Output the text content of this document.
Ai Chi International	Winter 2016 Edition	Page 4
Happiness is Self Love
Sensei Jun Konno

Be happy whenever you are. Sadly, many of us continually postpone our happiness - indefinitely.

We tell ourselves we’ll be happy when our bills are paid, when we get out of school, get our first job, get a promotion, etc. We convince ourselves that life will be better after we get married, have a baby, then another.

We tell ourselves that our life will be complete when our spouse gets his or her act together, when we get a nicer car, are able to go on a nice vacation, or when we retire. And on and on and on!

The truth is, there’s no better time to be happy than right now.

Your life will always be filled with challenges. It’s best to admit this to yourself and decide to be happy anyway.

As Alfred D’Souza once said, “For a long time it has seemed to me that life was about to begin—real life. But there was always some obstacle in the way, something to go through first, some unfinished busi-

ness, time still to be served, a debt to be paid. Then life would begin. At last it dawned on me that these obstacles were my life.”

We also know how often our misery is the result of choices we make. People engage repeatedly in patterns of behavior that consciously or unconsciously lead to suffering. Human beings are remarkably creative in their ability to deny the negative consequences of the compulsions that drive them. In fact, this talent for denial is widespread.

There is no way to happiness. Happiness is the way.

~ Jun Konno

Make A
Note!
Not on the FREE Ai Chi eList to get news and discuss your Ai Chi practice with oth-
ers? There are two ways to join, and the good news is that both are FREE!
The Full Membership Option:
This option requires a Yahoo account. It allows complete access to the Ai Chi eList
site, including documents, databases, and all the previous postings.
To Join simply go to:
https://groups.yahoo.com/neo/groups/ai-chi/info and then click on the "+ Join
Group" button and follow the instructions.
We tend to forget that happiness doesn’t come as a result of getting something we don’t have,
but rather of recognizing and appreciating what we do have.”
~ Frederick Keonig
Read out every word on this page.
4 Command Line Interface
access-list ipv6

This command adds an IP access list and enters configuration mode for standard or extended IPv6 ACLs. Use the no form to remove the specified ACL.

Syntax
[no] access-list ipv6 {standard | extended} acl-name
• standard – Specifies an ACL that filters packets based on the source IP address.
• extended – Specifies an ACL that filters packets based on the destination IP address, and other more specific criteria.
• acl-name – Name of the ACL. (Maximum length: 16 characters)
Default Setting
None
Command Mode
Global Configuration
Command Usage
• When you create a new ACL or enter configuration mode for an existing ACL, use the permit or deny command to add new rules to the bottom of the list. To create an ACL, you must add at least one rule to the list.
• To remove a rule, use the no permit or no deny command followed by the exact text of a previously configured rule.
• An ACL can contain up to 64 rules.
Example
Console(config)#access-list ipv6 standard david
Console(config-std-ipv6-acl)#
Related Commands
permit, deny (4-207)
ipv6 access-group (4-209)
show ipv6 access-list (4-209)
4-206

-.-.-

** DIRECTION **
Word for word, extract all the records.

** TASK ANSWER **
Output the text content of this document.
Ai Chi International	Winter 2016 Edition	Page 4
Happiness is Self Love
Sensei Jun Konno

Be happy whenever you are. Sadly, many of us continually postpone our happiness - indefinitely.

We tell ourselves we’ll be happy when our bills are paid, when we get out of school, get our first job, get a promotion, etc. We convince ourselves that life will be better after we get married, have a baby, then another.

We tell ourselves that our life will be complete when our spouse gets his or her act together, when we get a nicer car, are able to go on a nice vacation, or when we retire. And on and on and on!

The truth is, there’s no better time to be happy than right now.

Your life will always be filled with challenges. It’s best to admit this to yourself and decide to be happy anyway.

As Alfred D’Souza once said, “For a long time it has seemed to me that life was about to begin—real life. But there was always some obstacle in the way, something to go through first, some unfinished busi-

ness, time still to be served, a debt to be paid. Then life would begin. At last it dawned on me that these obstacles were my life.”

We also know how often our misery is the result of choices we make. People engage repeatedly in patterns of behavior that consciously or unconsciously lead to suffering. Human beings are remarkably creative in their ability to deny the negative consequences of the compulsions that drive them. In fact, this talent for denial is widespread.

There is no way to happiness. Happiness is the way.

~ Jun Konno

Make A
Note!
Not on the FREE Ai Chi eList to get news and discuss your Ai Chi practice with oth-
ers? There are two ways to join, and the good news is that both are FREE!
The Full Membership Option:
This option requires a Yahoo account. It allows complete access to the Ai Chi eList
site, including documents, databases, and all the previous postings.
To Join simply go to:
https://groups.yahoo.com/neo/groups/ai-chi/info and then click on the "+ Join
Group" button and follow the instructions.
We tend to forget that happiness doesn’t come as a result of getting something we don’t have,
but rather of recognizing and appreciating what we do have.”
~ Frederick Keonig
Read out every word on this page.
4 Command Line Interface
access-list ipv6

This command adds an IP access list and enters configuration mode for standard or extended IPv6 ACLs. Use the no form to remove the specified ACL.

Syntax
[no] access-list ipv6 {standard | extended} acl-name
• standard – Specifies an ACL that filters packets based on the source IP address.
• extended – Specifies an ACL that filters packets based on the destination IP address, and other more specific criteria.
• acl-name – Name of the ACL. (Maximum length: 16 characters)
Default Setting
None
Command Mode
Global Configuration
Command Usage
• When you create a new ACL or enter configuration mode for an existing ACL, use the permit or deny command to add new rules to the bottom of the list. To create an ACL, you must add at least one rule to the list.
• To remove a rule, use the no permit or no deny command followed by the exact text of a previously configured rule.
• An ACL can contain up to 64 rules.
Example
Console(config)#access-list ipv6 standard david
Console(config-std-ipv6-acl)#
Related Commands
permit, deny (4-207)
ipv6 access-group (4-209)
show ipv6 access-list (4-209)
4-206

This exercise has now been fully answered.